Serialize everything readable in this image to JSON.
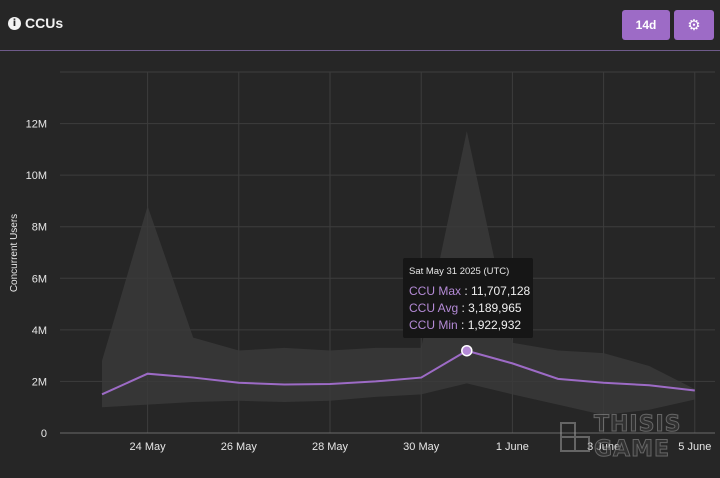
{
  "header": {
    "title": "CCUs",
    "info_icon": "info-icon",
    "range_label": "14d",
    "settings_icon": "gear-icon",
    "accent_color": "#9d6bc6"
  },
  "chart_data": {
    "type": "line",
    "ylabel": "Concurrent Users",
    "ylim": [
      0,
      14000000
    ],
    "y_ticks": [
      "0",
      "2M",
      "4M",
      "6M",
      "8M",
      "10M",
      "12M"
    ],
    "x_ticks": [
      "24 May",
      "26 May",
      "28 May",
      "30 May",
      "1 June",
      "3 June",
      "5 June"
    ],
    "x": [
      "2025-05-23",
      "2025-05-24",
      "2025-05-25",
      "2025-05-26",
      "2025-05-27",
      "2025-05-28",
      "2025-05-29",
      "2025-05-30",
      "2025-05-31",
      "2025-06-01",
      "2025-06-02",
      "2025-06-03",
      "2025-06-04",
      "2025-06-05"
    ],
    "series": [
      {
        "name": "CCU Max",
        "values": [
          2800000,
          8800000,
          3700000,
          3200000,
          3300000,
          3200000,
          3300000,
          3300000,
          11707128,
          3500000,
          3200000,
          3100000,
          2600000,
          1700000
        ],
        "color": "#4a4a4a"
      },
      {
        "name": "CCU Avg",
        "values": [
          1500000,
          2300000,
          2150000,
          1950000,
          1880000,
          1900000,
          2000000,
          2150000,
          3189965,
          2700000,
          2100000,
          1950000,
          1850000,
          1650000
        ],
        "color": "#9d6bc6"
      },
      {
        "name": "CCU Min",
        "values": [
          1000000,
          1100000,
          1200000,
          1250000,
          1200000,
          1250000,
          1400000,
          1500000,
          1922932,
          1500000,
          1100000,
          700000,
          900000,
          1300000
        ],
        "color": "#3a3a3a"
      }
    ],
    "grid": true
  },
  "tooltip": {
    "date": "Sat May 31 2025 (UTC)",
    "rows": [
      {
        "key": "CCU Max",
        "value": "11,707,128"
      },
      {
        "key": "CCU Avg",
        "value": "3,189,965"
      },
      {
        "key": "CCU Min",
        "value": "1,922,932"
      }
    ]
  },
  "watermark": {
    "line1": "THISIS",
    "line2": "GAME"
  }
}
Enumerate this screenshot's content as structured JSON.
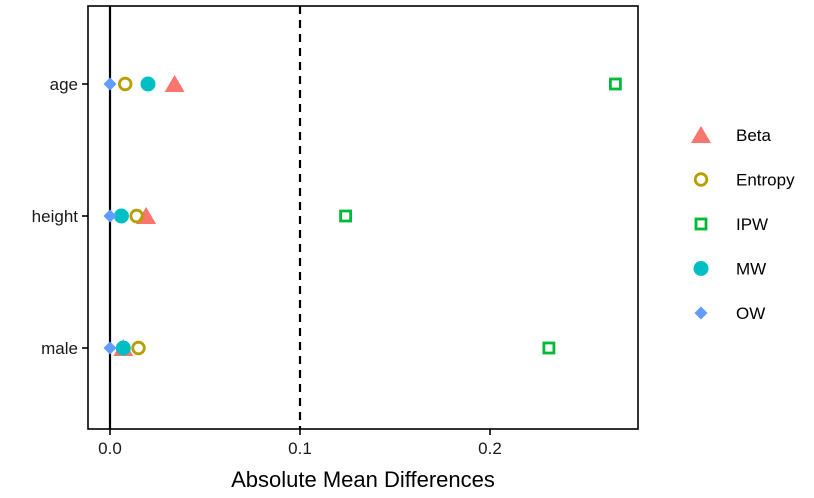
{
  "chart_data": {
    "type": "scatter",
    "title": "",
    "xlabel": "Absolute Mean Differences",
    "ylabel": "",
    "categories": [
      "age",
      "height",
      "male"
    ],
    "xlim": [
      -0.012,
      0.2775
    ],
    "x_ticks": [
      {
        "value": 0.0,
        "label": "0.0"
      },
      {
        "value": 0.1,
        "label": "0.1"
      },
      {
        "value": 0.2,
        "label": "0.2"
      }
    ],
    "reference_lines": [
      {
        "x": 0,
        "style": "solid"
      },
      {
        "x": 0.1,
        "style": "dashed"
      }
    ],
    "grid": false,
    "legend_position": "right",
    "series": [
      {
        "name": "Beta",
        "shape": "triangle",
        "color": "#F8766D",
        "values": [
          0.034,
          0.019,
          0.007
        ]
      },
      {
        "name": "Entropy",
        "shape": "circle-open",
        "color": "#B79F00",
        "values": [
          0.008,
          0.014,
          0.015
        ]
      },
      {
        "name": "IPW",
        "shape": "square-open",
        "color": "#00BA38",
        "values": [
          0.266,
          0.124,
          0.231
        ]
      },
      {
        "name": "MW",
        "shape": "circle",
        "color": "#00BFC4",
        "values": [
          0.02,
          0.006,
          0.007
        ]
      },
      {
        "name": "OW",
        "shape": "diamond",
        "color": "#619CFF",
        "values": [
          0.0,
          0.0,
          0.0
        ]
      }
    ]
  }
}
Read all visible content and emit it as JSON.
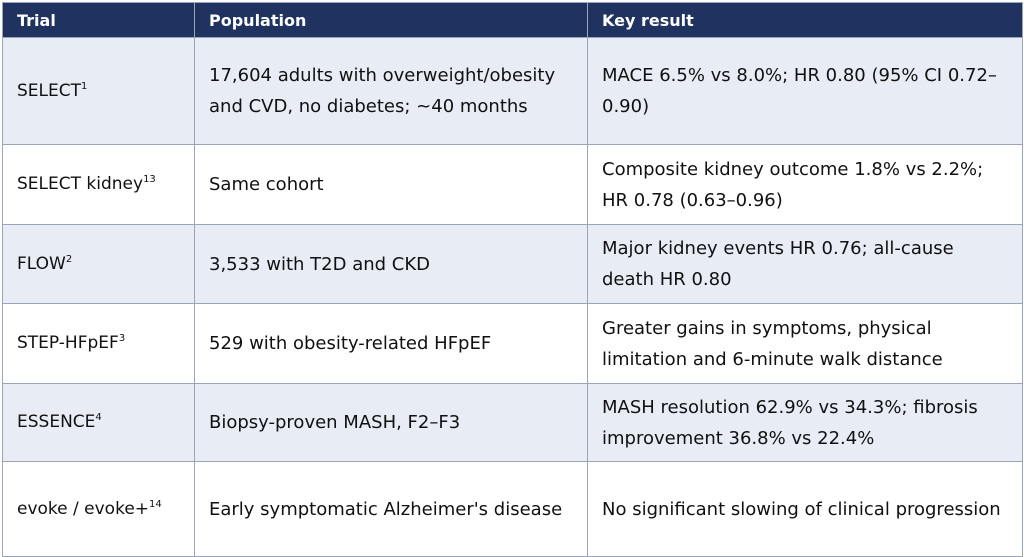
{
  "table": {
    "headers": [
      "Trial",
      "Population",
      "Key result"
    ],
    "rows": [
      {
        "trial": "SELECT",
        "sup": "1",
        "population": "17,604 adults with overweight/obesity and CVD, no diabetes; ~40 months",
        "result": "MACE 6.5% vs 8.0%; HR 0.80 (95% CI 0.72–0.90)"
      },
      {
        "trial": "SELECT kidney",
        "sup": "13",
        "population": "Same cohort",
        "result": "Composite kidney outcome 1.8% vs 2.2%; HR 0.78 (0.63–0.96)"
      },
      {
        "trial": "FLOW",
        "sup": "2",
        "population": "3,533 with T2D and CKD",
        "result": "Major kidney events HR 0.76; all-cause death HR 0.80"
      },
      {
        "trial": "STEP-HFpEF",
        "sup": "3",
        "population": "529 with obesity-related HFpEF",
        "result": "Greater gains in symptoms, physical limitation and 6-minute walk distance"
      },
      {
        "trial": "ESSENCE",
        "sup": "4",
        "population": "Biopsy-proven MASH, F2–F3",
        "result": "MASH resolution 62.9% vs 34.3%; fibrosis improvement 36.8% vs 22.4%"
      },
      {
        "trial": "evoke / evoke+",
        "sup": "14",
        "population": "Early symptomatic Alzheimer's disease",
        "result": "No significant slowing of clinical progression"
      }
    ]
  },
  "colors": {
    "header_bg": "#1f3260",
    "header_text": "#ffffff",
    "band": "#e7ecf5",
    "border": "#9aa6b8"
  }
}
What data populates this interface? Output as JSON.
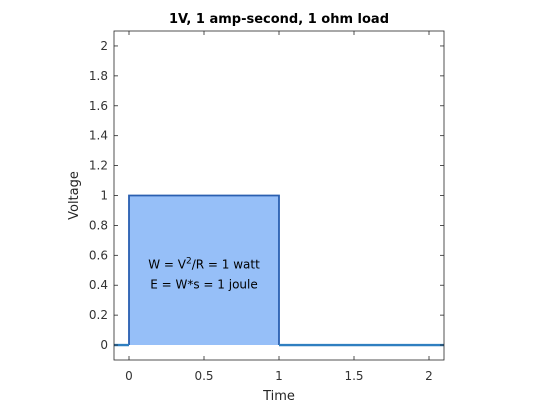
{
  "chart_data": {
    "type": "area",
    "title": "1V, 1 amp-second, 1 ohm load",
    "xlabel": "Time",
    "ylabel": "Voltage",
    "xlim": [
      -0.1,
      2.1
    ],
    "ylim": [
      -0.1,
      2.1
    ],
    "xticks": [
      0,
      0.5,
      1,
      1.5,
      2
    ],
    "xtick_labels": [
      "0",
      "0.5",
      "1",
      "1.5",
      "2"
    ],
    "yticks": [
      0,
      0.2,
      0.4,
      0.6,
      0.8,
      1,
      1.2,
      1.4,
      1.6,
      1.8,
      2
    ],
    "ytick_labels": [
      "0",
      "0.2",
      "0.4",
      "0.6",
      "0.8",
      "1",
      "1.2",
      "1.4",
      "1.6",
      "1.8",
      "2"
    ],
    "grid": false,
    "series": [
      {
        "x": [
          -0.1,
          0,
          0,
          1,
          1,
          2.1
        ],
        "y": [
          0,
          0,
          1,
          1,
          0,
          0
        ],
        "line_color": "#2a5fb0",
        "fill_color": "#96bff8"
      }
    ],
    "annotation_line1_pre": "W = V",
    "annotation_line1_sup": "2",
    "annotation_line1_post": "/R = 1 watt",
    "annotation_line2": "E = W*s = 1 joule",
    "baseline_color": "#2f7fc0"
  }
}
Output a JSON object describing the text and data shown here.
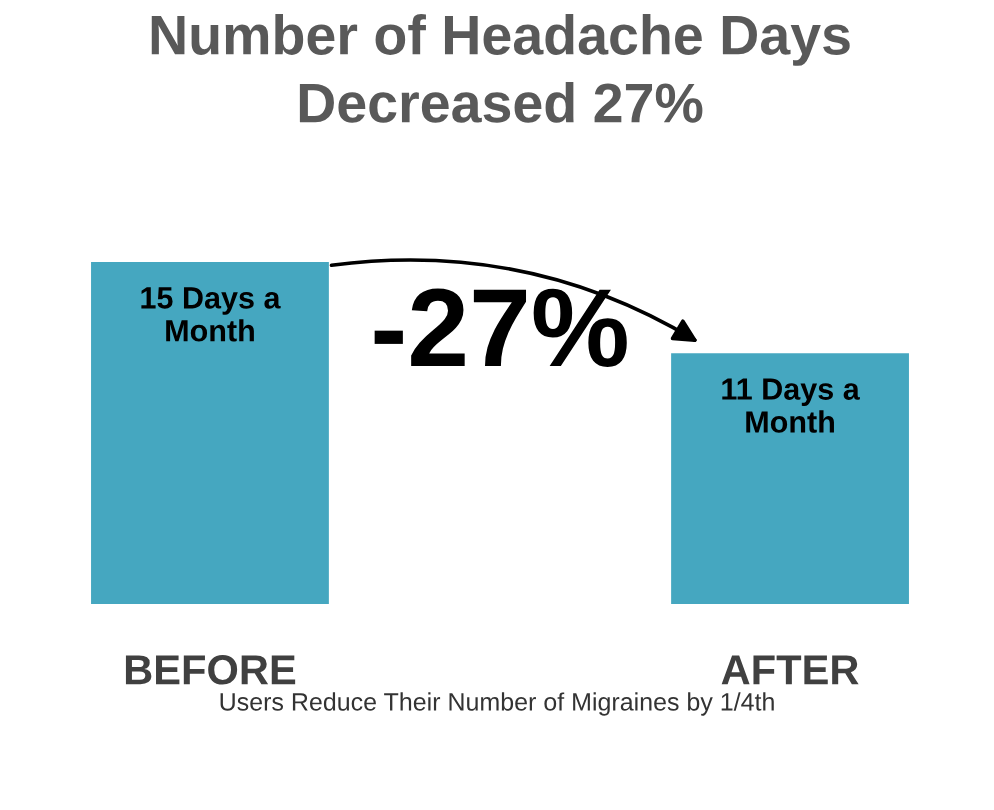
{
  "chart_data": {
    "type": "bar",
    "title": "Number of Headache Days\nDecreased 27%",
    "categories": [
      "BEFORE",
      "AFTER"
    ],
    "values": [
      15,
      11
    ],
    "value_labels": [
      "15 Days a\nMonth",
      "11 Days a\nMonth"
    ],
    "color": "#45a7c0",
    "tick_labels": "x",
    "grid": false,
    "legend": false,
    "annotations": [
      "-27%",
      "Users Reduce Their Number of Migraines by 1/4th"
    ]
  }
}
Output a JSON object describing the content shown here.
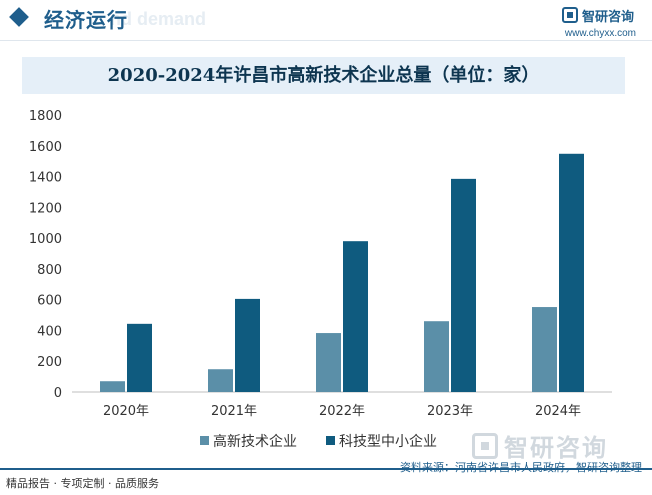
{
  "header": {
    "section_title": "经济运行",
    "ghost_text": "nd demand",
    "brand": "智研咨询",
    "site": "www.chyxx.com",
    "diamond_icon": "diamond-icon",
    "accent": "#1f5e8c"
  },
  "chart_data": {
    "type": "bar",
    "title": "2020-2024年许昌市高新技术企业总量（单位：家）",
    "categories": [
      "2020年",
      "2021年",
      "2022年",
      "2023年",
      "2024年"
    ],
    "series": [
      {
        "name": "高新技术企业",
        "values": [
          70,
          148,
          383,
          460,
          552
        ],
        "color": "#5b8fa8"
      },
      {
        "name": "科技型中小企业",
        "values": [
          443,
          605,
          980,
          1385,
          1548
        ],
        "color": "#0f5b7f"
      }
    ],
    "ylim": [
      0,
      1800
    ],
    "yticks": [
      0,
      200,
      400,
      600,
      800,
      1000,
      1200,
      1400,
      1600,
      1800
    ],
    "xlabel": "",
    "ylabel": "",
    "grid": false,
    "legend": "bottom"
  },
  "footer": {
    "left": "精品报告 · 专项定制 · 品质服务",
    "source": "资料来源：河南省许昌市人民政府，智研咨询整理",
    "watermark_brand": "智研咨询"
  }
}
:::::
» Short task: Count the lines of the listing above that include the word "JSON" and state the total with nothing else.

» Full solution: 6